◆ THE EXERCISE ◆
Look over the entries that follow and work out how many lines contain "title". State the number only.

◆ RECORD LIST ◆
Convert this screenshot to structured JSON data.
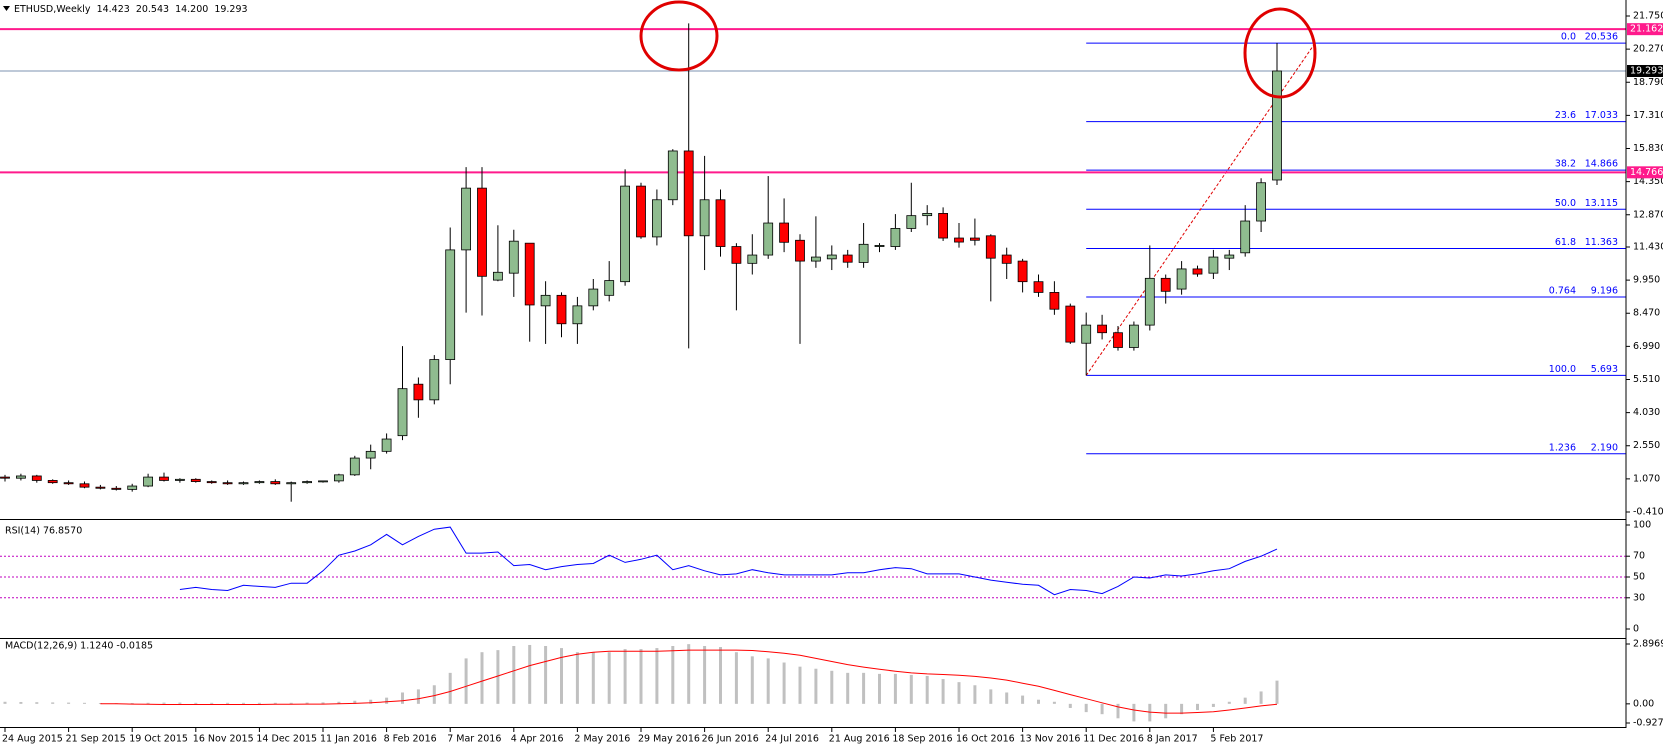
{
  "chart_data": [
    {
      "type": "candlestick",
      "title": "ETHUSD,Weekly",
      "ohlc_labels": [
        "14.423",
        "20.543",
        "14.200",
        "19.293"
      ],
      "categories": [
        "24 Aug 2015",
        null,
        null,
        null,
        "21 Sep 2015",
        null,
        null,
        null,
        "19 Oct 2015",
        null,
        null,
        null,
        "16 Nov 2015",
        null,
        null,
        null,
        "14 Dec 2015",
        null,
        null,
        null,
        "11 Jan 2016",
        null,
        null,
        null,
        "8 Feb 2016",
        null,
        null,
        null,
        "7 Mar 2016",
        null,
        null,
        null,
        "4 Apr 2016",
        null,
        null,
        null,
        "2 May 2016",
        null,
        null,
        null,
        "29 May 2016",
        null,
        null,
        null,
        "26 Jun 2016",
        null,
        null,
        null,
        "24 Jul 2016",
        null,
        null,
        null,
        "21 Aug 2016",
        null,
        null,
        null,
        "18 Sep 2016",
        null,
        null,
        null,
        "16 Oct 2016",
        null,
        null,
        null,
        "13 Nov 2016",
        null,
        null,
        null,
        "11 Dec 2016",
        null,
        null,
        null,
        "8 Jan 2017",
        null,
        null,
        null,
        "5 Feb 2017",
        null,
        null,
        null,
        null
      ],
      "ohlc": [
        [
          1.15,
          1.25,
          0.95,
          1.1
        ],
        [
          1.1,
          1.3,
          1.0,
          1.2
        ],
        [
          1.2,
          1.25,
          0.9,
          1.0
        ],
        [
          1.0,
          1.05,
          0.85,
          0.9
        ],
        [
          0.9,
          1.0,
          0.8,
          0.85
        ],
        [
          0.85,
          0.95,
          0.65,
          0.7
        ],
        [
          0.7,
          0.8,
          0.6,
          0.65
        ],
        [
          0.65,
          0.75,
          0.55,
          0.6
        ],
        [
          0.6,
          0.85,
          0.5,
          0.75
        ],
        [
          0.75,
          1.3,
          0.7,
          1.15
        ],
        [
          1.15,
          1.35,
          0.95,
          1.0
        ],
        [
          1.0,
          1.1,
          0.9,
          1.05
        ],
        [
          1.05,
          1.1,
          0.9,
          0.95
        ],
        [
          0.95,
          1.0,
          0.85,
          0.9
        ],
        [
          0.9,
          1.0,
          0.8,
          0.85
        ],
        [
          0.85,
          0.95,
          0.8,
          0.9
        ],
        [
          0.9,
          1.0,
          0.85,
          0.95
        ],
        [
          0.95,
          1.05,
          0.8,
          0.85
        ],
        [
          0.85,
          0.95,
          0.05,
          0.9
        ],
        [
          0.9,
          1.0,
          0.85,
          0.95
        ],
        [
          0.95,
          1.0,
          0.9,
          0.98
        ],
        [
          0.98,
          1.3,
          0.9,
          1.25
        ],
        [
          1.25,
          2.1,
          1.2,
          2.0
        ],
        [
          2.0,
          2.6,
          1.5,
          2.3
        ],
        [
          2.3,
          3.1,
          2.2,
          2.85
        ],
        [
          3.0,
          7.0,
          2.8,
          5.1
        ],
        [
          5.3,
          5.6,
          3.8,
          4.6
        ],
        [
          4.6,
          6.6,
          4.4,
          6.4
        ],
        [
          6.4,
          12.3,
          5.3,
          11.3
        ],
        [
          11.3,
          15.0,
          8.5,
          14.06
        ],
        [
          14.06,
          15.0,
          8.37,
          10.12
        ],
        [
          9.95,
          12.4,
          9.9,
          10.3
        ],
        [
          10.26,
          12.2,
          9.2,
          11.69
        ],
        [
          11.6,
          11.6,
          7.2,
          8.84
        ],
        [
          8.8,
          9.9,
          7.1,
          9.27
        ],
        [
          9.27,
          9.4,
          7.4,
          8.0
        ],
        [
          8.0,
          9.2,
          7.1,
          8.8
        ],
        [
          8.8,
          10.0,
          8.6,
          9.55
        ],
        [
          9.27,
          10.8,
          9.0,
          9.93
        ],
        [
          9.88,
          14.9,
          9.7,
          14.15
        ],
        [
          14.15,
          14.3,
          11.8,
          11.88
        ],
        [
          11.88,
          14.0,
          11.5,
          13.54
        ],
        [
          13.54,
          15.8,
          13.3,
          15.72
        ],
        [
          15.72,
          21.42,
          6.9,
          11.93
        ],
        [
          11.93,
          15.5,
          10.4,
          13.54
        ],
        [
          13.54,
          14.0,
          11.0,
          11.45
        ],
        [
          11.45,
          11.6,
          8.6,
          10.7
        ],
        [
          10.7,
          12.0,
          10.2,
          11.07
        ],
        [
          11.07,
          14.6,
          10.9,
          12.5
        ],
        [
          12.5,
          13.6,
          11.2,
          11.64
        ],
        [
          11.73,
          12.0,
          7.1,
          10.8
        ],
        [
          10.8,
          12.8,
          10.5,
          10.98
        ],
        [
          10.9,
          11.5,
          10.4,
          11.07
        ],
        [
          11.07,
          11.3,
          10.5,
          10.75
        ],
        [
          10.74,
          12.5,
          10.5,
          11.55
        ],
        [
          11.45,
          11.6,
          11.2,
          11.5
        ],
        [
          11.45,
          12.9,
          11.3,
          12.26
        ],
        [
          12.26,
          14.3,
          12.1,
          12.83
        ],
        [
          12.83,
          13.3,
          12.4,
          12.93
        ],
        [
          12.93,
          13.2,
          11.7,
          11.83
        ],
        [
          11.83,
          12.5,
          11.4,
          11.65
        ],
        [
          11.83,
          12.7,
          11.5,
          11.73
        ],
        [
          11.93,
          12.0,
          9.0,
          10.93
        ],
        [
          11.07,
          11.4,
          10.0,
          10.7
        ],
        [
          10.8,
          10.9,
          9.4,
          9.88
        ],
        [
          9.88,
          10.2,
          9.2,
          9.4
        ],
        [
          9.4,
          9.9,
          8.4,
          8.65
        ],
        [
          8.79,
          8.9,
          7.1,
          7.18
        ],
        [
          7.13,
          8.5,
          5.693,
          7.94
        ],
        [
          7.94,
          8.4,
          7.3,
          7.6
        ],
        [
          7.6,
          7.9,
          6.8,
          6.94
        ],
        [
          6.94,
          8.1,
          6.8,
          7.94
        ],
        [
          7.94,
          11.5,
          7.7,
          10.03
        ],
        [
          10.03,
          10.2,
          8.9,
          9.45
        ],
        [
          9.55,
          10.8,
          9.3,
          10.45
        ],
        [
          10.45,
          10.6,
          10.1,
          10.22
        ],
        [
          10.26,
          11.3,
          10.0,
          10.98
        ],
        [
          10.93,
          11.3,
          10.4,
          11.07
        ],
        [
          11.17,
          13.3,
          11.0,
          12.59
        ],
        [
          12.59,
          14.5,
          12.1,
          14.3
        ],
        [
          14.423,
          20.543,
          14.2,
          19.293
        ]
      ],
      "up_color": "#8fbc8f",
      "down_color": "#ff0000",
      "ylim": [
        -0.41,
        21.75
      ],
      "yticks": [
        {
          "value": 21.75,
          "label": "21.750"
        },
        {
          "value": 20.27,
          "label": "20.270"
        },
        {
          "value": 18.79,
          "label": "18.790"
        },
        {
          "value": 17.31,
          "label": "17.310"
        },
        {
          "value": 15.83,
          "label": "15.830"
        },
        {
          "value": 14.35,
          "label": "14.350"
        },
        {
          "value": 12.87,
          "label": "12.870"
        },
        {
          "value": 11.43,
          "label": "11.430"
        },
        {
          "value": 9.95,
          "label": "9.950"
        },
        {
          "value": 8.47,
          "label": "8.470"
        },
        {
          "value": 6.99,
          "label": "6.990"
        },
        {
          "value": 5.51,
          "label": "5.510"
        },
        {
          "value": 4.03,
          "label": "4.030"
        },
        {
          "value": 2.55,
          "label": "2.550"
        },
        {
          "value": 1.07,
          "label": "1.070"
        },
        {
          "value": -0.41,
          "label": "-0.410"
        }
      ],
      "price_lines": [
        {
          "value": 21.162,
          "color": "#ff1a8c",
          "box": "#ff1a8c"
        },
        {
          "value": 19.293,
          "color": "#7d93b0",
          "box": "#000000"
        },
        {
          "value": 14.766,
          "color": "#ff1a8c",
          "box": "#ff1a8c"
        }
      ],
      "fib": {
        "color": "#0000ff",
        "levels": [
          "0.0",
          "23.6",
          "38.2",
          "50.0",
          "61.8",
          "0.764",
          "100.0",
          "1.236"
        ],
        "values": [
          20.536,
          17.033,
          14.866,
          13.115,
          11.363,
          9.196,
          5.693,
          2.19
        ],
        "value_labels": [
          "20.536",
          "17.033",
          "14.866",
          "13.115",
          "11.363",
          "9.196",
          "5.693",
          "2.190"
        ]
      }
    },
    {
      "type": "line",
      "title": "RSI(14) 76.8570",
      "color": "#0000ff",
      "level_color": "#c000c0",
      "values": [
        null,
        null,
        null,
        null,
        null,
        null,
        null,
        null,
        null,
        null,
        null,
        38,
        40,
        38,
        37,
        42,
        41,
        40,
        44,
        44,
        56,
        71,
        75,
        81,
        91,
        81,
        89,
        96,
        98,
        73,
        73,
        74,
        61,
        62,
        57,
        60,
        62,
        63,
        71,
        64,
        67,
        71,
        57,
        61,
        56,
        52,
        53,
        57,
        54,
        52,
        52,
        52,
        52,
        54,
        54,
        57,
        59,
        58,
        53,
        53,
        53,
        50,
        47,
        45,
        43,
        42,
        33,
        38,
        37,
        34,
        41,
        50,
        49,
        52,
        51,
        53,
        56,
        58,
        65,
        70,
        76.857
      ],
      "ylim": [
        0,
        100
      ],
      "yticks": [
        100,
        70,
        50,
        30,
        0
      ],
      "levels": [
        70,
        50,
        30
      ]
    },
    {
      "type": "macd",
      "title": "MACD(12,26,9) 1.1240 -0.0185",
      "bar_color": "#c0c0c0",
      "signal_color": "#ff0000",
      "values": [
        0.1,
        0.09,
        0.08,
        0.07,
        0.06,
        0.05,
        0.04,
        0.03,
        0.04,
        0.05,
        0.06,
        0.06,
        0.05,
        0.05,
        0.05,
        0.05,
        0.05,
        0.05,
        0.05,
        0.06,
        0.07,
        0.1,
        0.15,
        0.2,
        0.3,
        0.55,
        0.7,
        0.9,
        1.5,
        2.2,
        2.5,
        2.6,
        2.8,
        2.85,
        2.8,
        2.7,
        2.5,
        2.5,
        2.5,
        2.65,
        2.65,
        2.7,
        2.8,
        2.89,
        2.8,
        2.75,
        2.5,
        2.3,
        2.2,
        2.0,
        1.8,
        1.7,
        1.6,
        1.5,
        1.5,
        1.45,
        1.45,
        1.4,
        1.35,
        1.2,
        1.05,
        0.9,
        0.7,
        0.55,
        0.4,
        0.2,
        0.1,
        -0.2,
        -0.4,
        -0.5,
        -0.7,
        -0.85,
        -0.85,
        -0.7,
        -0.5,
        -0.3,
        -0.15,
        0.1,
        0.3,
        0.6,
        1.124
      ],
      "signal": [
        null,
        null,
        null,
        null,
        null,
        null,
        0.0,
        0.0,
        -0.01,
        -0.02,
        -0.03,
        -0.03,
        -0.03,
        -0.03,
        -0.03,
        -0.03,
        -0.03,
        -0.02,
        -0.02,
        -0.01,
        -0.01,
        0.0,
        0.02,
        0.05,
        0.1,
        0.15,
        0.25,
        0.4,
        0.6,
        0.85,
        1.1,
        1.35,
        1.6,
        1.85,
        2.05,
        2.25,
        2.4,
        2.5,
        2.55,
        2.55,
        2.55,
        2.55,
        2.57,
        2.6,
        2.6,
        2.6,
        2.6,
        2.58,
        2.52,
        2.45,
        2.35,
        2.2,
        2.05,
        1.9,
        1.78,
        1.67,
        1.58,
        1.5,
        1.45,
        1.42,
        1.38,
        1.33,
        1.25,
        1.15,
        1.0,
        0.85,
        0.65,
        0.45,
        0.25,
        0.05,
        -0.15,
        -0.3,
        -0.4,
        -0.45,
        -0.45,
        -0.42,
        -0.38,
        -0.3,
        -0.2,
        -0.1,
        -0.0185
      ],
      "ylim": [
        -0.9271,
        2.8969
      ],
      "yticks": [
        2.8969,
        {
          "value": 0,
          "label": "0.00"
        },
        -0.9271
      ]
    }
  ]
}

◆ EXERCISE RESPONSE ◆
3